Copy out all of the material exactly as presented.

Data lines:
_ _ _
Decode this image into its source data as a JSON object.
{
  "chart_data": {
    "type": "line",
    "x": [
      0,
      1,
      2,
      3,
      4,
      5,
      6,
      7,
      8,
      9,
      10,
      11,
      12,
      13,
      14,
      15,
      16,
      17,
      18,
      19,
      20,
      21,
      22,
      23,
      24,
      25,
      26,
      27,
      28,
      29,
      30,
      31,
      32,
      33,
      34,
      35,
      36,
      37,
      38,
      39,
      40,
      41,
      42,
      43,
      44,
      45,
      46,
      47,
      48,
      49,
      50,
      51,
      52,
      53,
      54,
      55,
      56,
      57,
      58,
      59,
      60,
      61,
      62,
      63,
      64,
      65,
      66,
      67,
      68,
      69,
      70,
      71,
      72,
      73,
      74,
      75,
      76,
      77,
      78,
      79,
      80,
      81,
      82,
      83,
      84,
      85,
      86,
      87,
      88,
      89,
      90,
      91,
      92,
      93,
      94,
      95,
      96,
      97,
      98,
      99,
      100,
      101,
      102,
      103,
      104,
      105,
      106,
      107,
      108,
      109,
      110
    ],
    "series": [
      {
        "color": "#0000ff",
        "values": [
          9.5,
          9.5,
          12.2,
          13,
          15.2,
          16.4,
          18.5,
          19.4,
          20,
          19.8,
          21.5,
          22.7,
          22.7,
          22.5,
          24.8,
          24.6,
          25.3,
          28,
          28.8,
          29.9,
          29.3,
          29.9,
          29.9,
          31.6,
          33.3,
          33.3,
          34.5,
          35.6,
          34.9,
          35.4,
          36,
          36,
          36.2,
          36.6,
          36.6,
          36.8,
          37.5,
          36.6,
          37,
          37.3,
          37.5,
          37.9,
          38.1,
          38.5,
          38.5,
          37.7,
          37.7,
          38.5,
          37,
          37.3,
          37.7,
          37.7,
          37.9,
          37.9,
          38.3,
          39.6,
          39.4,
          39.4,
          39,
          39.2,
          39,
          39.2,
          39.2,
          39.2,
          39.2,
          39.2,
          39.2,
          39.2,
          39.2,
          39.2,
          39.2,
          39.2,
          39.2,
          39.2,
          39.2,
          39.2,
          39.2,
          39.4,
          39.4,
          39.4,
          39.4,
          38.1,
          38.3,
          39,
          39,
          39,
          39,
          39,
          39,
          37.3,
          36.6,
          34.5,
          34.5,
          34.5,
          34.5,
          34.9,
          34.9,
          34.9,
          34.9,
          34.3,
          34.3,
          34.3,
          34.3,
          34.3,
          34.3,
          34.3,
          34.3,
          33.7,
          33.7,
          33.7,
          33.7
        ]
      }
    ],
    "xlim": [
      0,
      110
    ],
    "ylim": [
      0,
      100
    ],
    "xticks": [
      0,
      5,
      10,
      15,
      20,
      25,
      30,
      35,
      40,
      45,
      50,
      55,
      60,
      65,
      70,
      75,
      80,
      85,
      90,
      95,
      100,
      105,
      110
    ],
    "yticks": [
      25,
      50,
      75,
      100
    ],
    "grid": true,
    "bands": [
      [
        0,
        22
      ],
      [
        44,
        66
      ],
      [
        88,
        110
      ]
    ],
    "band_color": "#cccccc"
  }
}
_ _ _
Result:
Decode this image into its source data as a JSON object.
{
  "chart_data": {
    "type": "line",
    "x": [
      0,
      1,
      2,
      3,
      4,
      5,
      6,
      7,
      8,
      9,
      10,
      11,
      12,
      13,
      14,
      15,
      16,
      17,
      18,
      19,
      20,
      21,
      22,
      23,
      24,
      25,
      26,
      27,
      28,
      29,
      30,
      31,
      32,
      33,
      34,
      35,
      36,
      37,
      38,
      39,
      40,
      41,
      42,
      43,
      44,
      45,
      46,
      47,
      48,
      49,
      50,
      51,
      52,
      53,
      54,
      55,
      56,
      57,
      58,
      59,
      60,
      61,
      62,
      63,
      64,
      65,
      66,
      67,
      68,
      69,
      70,
      71,
      72,
      73,
      74,
      75,
      76,
      77,
      78,
      79,
      80,
      81,
      82,
      83,
      84,
      85,
      86,
      87,
      88,
      89,
      90,
      91,
      92,
      93,
      94,
      95,
      96,
      97,
      98,
      99,
      100,
      101,
      102,
      103,
      104,
      105,
      106,
      107,
      108,
      109,
      110
    ],
    "series": [
      {
        "color": "#0000ff",
        "values": [
          9.5,
          9.5,
          12.2,
          13,
          15.2,
          16.4,
          18.5,
          19.4,
          20,
          19.8,
          21.5,
          22.7,
          22.7,
          22.5,
          24.8,
          24.6,
          25.3,
          28,
          28.8,
          29.9,
          29.3,
          29.9,
          29.9,
          31.6,
          33.3,
          33.3,
          34.5,
          35.6,
          34.9,
          35.4,
          36,
          36,
          36.2,
          36.6,
          36.6,
          36.8,
          37.5,
          36.6,
          37,
          37.3,
          37.5,
          37.9,
          38.1,
          38.5,
          38.5,
          37.7,
          37.7,
          38.5,
          37,
          37.3,
          37.7,
          37.7,
          37.9,
          37.9,
          38.3,
          39.6,
          39.4,
          39.4,
          39,
          39.2,
          39,
          39.2,
          39.2,
          39.2,
          39.2,
          39.2,
          39.2,
          39.2,
          39.2,
          39.2,
          39.2,
          39.2,
          39.2,
          39.2,
          39.2,
          39.2,
          39.2,
          39.4,
          39.4,
          39.4,
          39.4,
          38.1,
          38.3,
          39,
          39,
          39,
          39,
          39,
          39,
          37.3,
          36.6,
          34.5,
          34.5,
          34.5,
          34.5,
          34.9,
          34.9,
          34.9,
          34.9,
          34.3,
          34.3,
          34.3,
          34.3,
          34.3,
          34.3,
          34.3,
          34.3,
          33.7,
          33.7,
          33.7,
          33.7
        ]
      }
    ],
    "xlim": [
      0,
      110
    ],
    "ylim": [
      0,
      100
    ],
    "xticks": [
      0,
      5,
      10,
      15,
      20,
      25,
      30,
      35,
      40,
      45,
      50,
      55,
      60,
      65,
      70,
      75,
      80,
      85,
      90,
      95,
      100,
      105,
      110
    ],
    "yticks": [
      25,
      50,
      75,
      100
    ],
    "grid": true,
    "bands": [
      [
        0,
        22
      ],
      [
        44,
        66
      ],
      [
        88,
        110
      ]
    ],
    "band_color": "#cccccc"
  }
}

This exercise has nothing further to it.